## TEXT:
Good article on Duece in the Athletic. I had no idea his dad got a 5 year show cause from the NCAA for recruiting violations while he was at Ole Miss.

https://theathletic.com/2164884/2020/10/28/deuce-vaughn-kansas-state/

MANHATTAN, Kan. — Chris Vaughn remembers the record-scratch moment.

Before doctor visits, he and his wife would call ahead and make a request: Please don’t bring up his height. It’s not that their son was self-conscious about it. They were just being overprotective. His friends were all growing taller. He wasn’t.

One day, when Deuce Vaughn was in the ninth grade, a doctor didn’t get the memo and told their 5-foot-5 teenager the truth.

“The doctor said, ‘Well, looking at his wrists, the bone plates have closed up. He’s probably his adult height,’ ” Chris recalled.

The father nervously looked at the son, trying to gauge how he’d respond.

“He didn’t,” Chris said. “He just kept going.”

Chris had kept his fingers crossed that a late growth spurt could still occur, but all his years of scouting recruits told him the doc was right. He has learned that high school players who aren’t done growing generally still have smooth muscles. No arm definition, no abs.

## DATASET EXCERPTS:
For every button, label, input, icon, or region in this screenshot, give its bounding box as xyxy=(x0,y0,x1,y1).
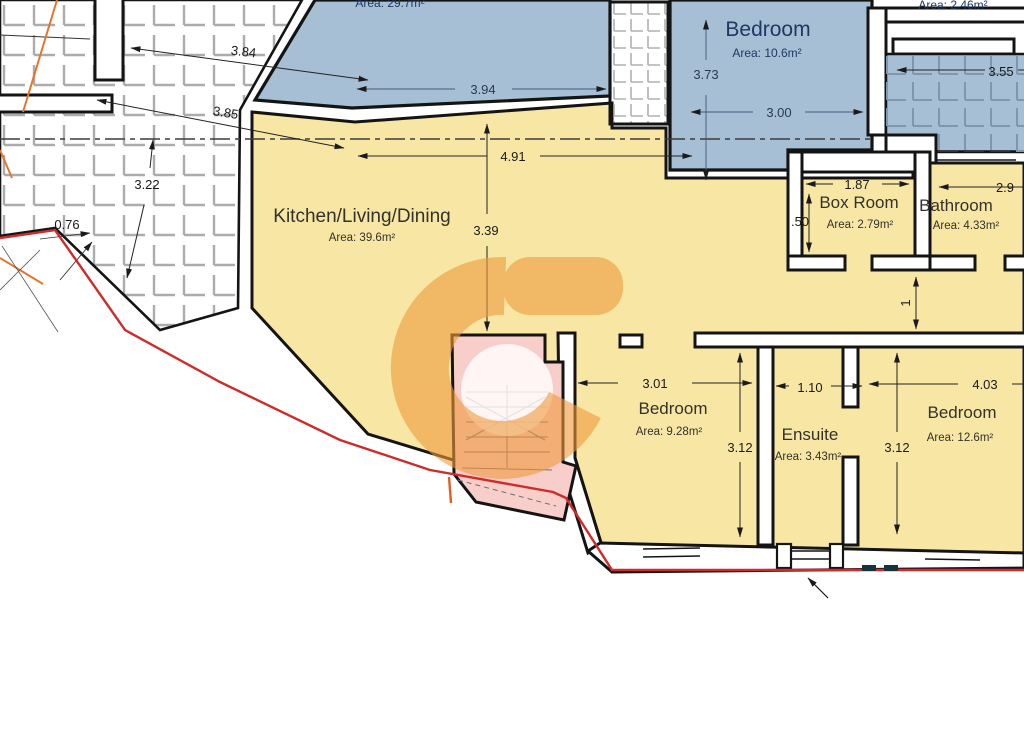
wall xyxy=(868,8,886,135)
dim-3-22: 3.22 xyxy=(134,177,159,192)
dim-1: 1 xyxy=(898,299,913,306)
dim-3-01: 3.01 xyxy=(642,376,667,391)
dim-3-12-right: 3.12 xyxy=(884,440,909,455)
dim-3-39: 3.39 xyxy=(473,223,498,238)
floor-plan-drawing: 3.84 3.85 3.94 4.91 3.73 3.00 3.22 3.39 … xyxy=(0,0,1024,731)
dim-3-00: 3.00 xyxy=(766,105,791,120)
dim-4-91: 4.91 xyxy=(500,149,525,164)
wall xyxy=(0,95,112,112)
terrace-area-label: Area: 2.46m² xyxy=(918,0,987,12)
dim-1-87: 1.87 xyxy=(844,177,869,192)
dim-3-55: 3.55 xyxy=(988,64,1013,79)
wall xyxy=(893,39,1014,54)
dim-2-9: 2.9 xyxy=(996,180,1014,195)
bedroom-2-area: Area: 12.6m² xyxy=(927,432,994,444)
dim-0-76: 0.76 xyxy=(54,217,79,232)
bedroom-top-label: Bedroom xyxy=(725,18,810,41)
dim-1-10: 1.10 xyxy=(797,380,822,395)
bedroom-1-area: Area: 9.28m² xyxy=(636,426,703,438)
dim-3-12-left: 3.12 xyxy=(727,440,752,455)
ensuite-area: Area: 3.43m² xyxy=(775,451,842,463)
bathroom-label: Bathroom xyxy=(919,196,993,215)
dim-0-50: .50 xyxy=(791,214,809,229)
floor-plan-page: 3.84 3.85 3.94 4.91 3.73 3.00 3.22 3.39 … xyxy=(0,0,1024,731)
wall xyxy=(95,0,123,80)
box-room-area: Area: 2.79m² xyxy=(827,219,894,231)
dim-4-03: 4.03 xyxy=(972,377,997,392)
dim-3-94: 3.94 xyxy=(470,82,495,97)
box-room-label: Box Room xyxy=(819,193,898,212)
lounge-area-label: Area: 29.7m² xyxy=(355,0,424,10)
kitchen-area: Area: 39.6m² xyxy=(329,232,396,244)
lounge-floor xyxy=(255,0,610,108)
ensuite-label: Ensuite xyxy=(782,425,839,444)
dim-3-73: 3.73 xyxy=(693,67,718,82)
bedroom-top-area: Area: 10.6m² xyxy=(732,46,801,60)
light-shaft xyxy=(610,2,668,124)
bathroom-area: Area: 4.33m² xyxy=(933,220,1000,232)
bedroom-1-label: Bedroom xyxy=(639,399,708,418)
dim-3-84: 3.84 xyxy=(230,43,257,61)
kitchen-label: Kitchen/Living/Dining xyxy=(273,206,450,227)
bedroom-2-label: Bedroom xyxy=(928,403,997,422)
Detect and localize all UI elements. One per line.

## SET TASKS:
a: Answer these questions about the Deuce Vaughn text:
(i) What did Deuce Vaughn's father receive from the NCAA while he was at Ole Miss?
(ii) In what grade was Deuce Vaughn when a doctor told him he had probably reached his adult height?
(iii) How tall was Deuce Vaughn at that time?
b: Rewrite the part of the Deuce Vaughn text that opens with the words "Good article on" and closes with "how he’d respond.", switching "doctor" for "physician".
The items are separate material and are unrelated to the text.

## PER-TASK ANSWERS:
a:
(i) A 5 year show cause for recruiting violations
(ii) The ninth grade
(iii) 5-foot-5

b:
Good article on Duece in the Athletic. I had no idea his dad got a 5 year show cause from the NCAA for recruiting violations while he was at Ole Miss.

https://theathletic.com/2164884/2020/10/28/deuce-vaughn-kansas-state/

MANHATTAN, Kan. — Chris Vaughn remembers the record-scratch moment.

Before physician visits, he and his wife would call ahead and make a request: Please don’t bring up his height. It’s not that their son was self-conscious about it. They were just being overprotective. His friends were all growing taller. He wasn’t.

One day, when Deuce Vaughn was in the ninth grade, a physician didn’t get the memo and told their 5-foot-5 teenager the truth.

“The physician said, ‘Well, looking at his wrists, the bone plates have closed up. He’s probably his adult height,’ ” Chris recalled.

The father nervously looked at the son, trying to gauge how he’d respond.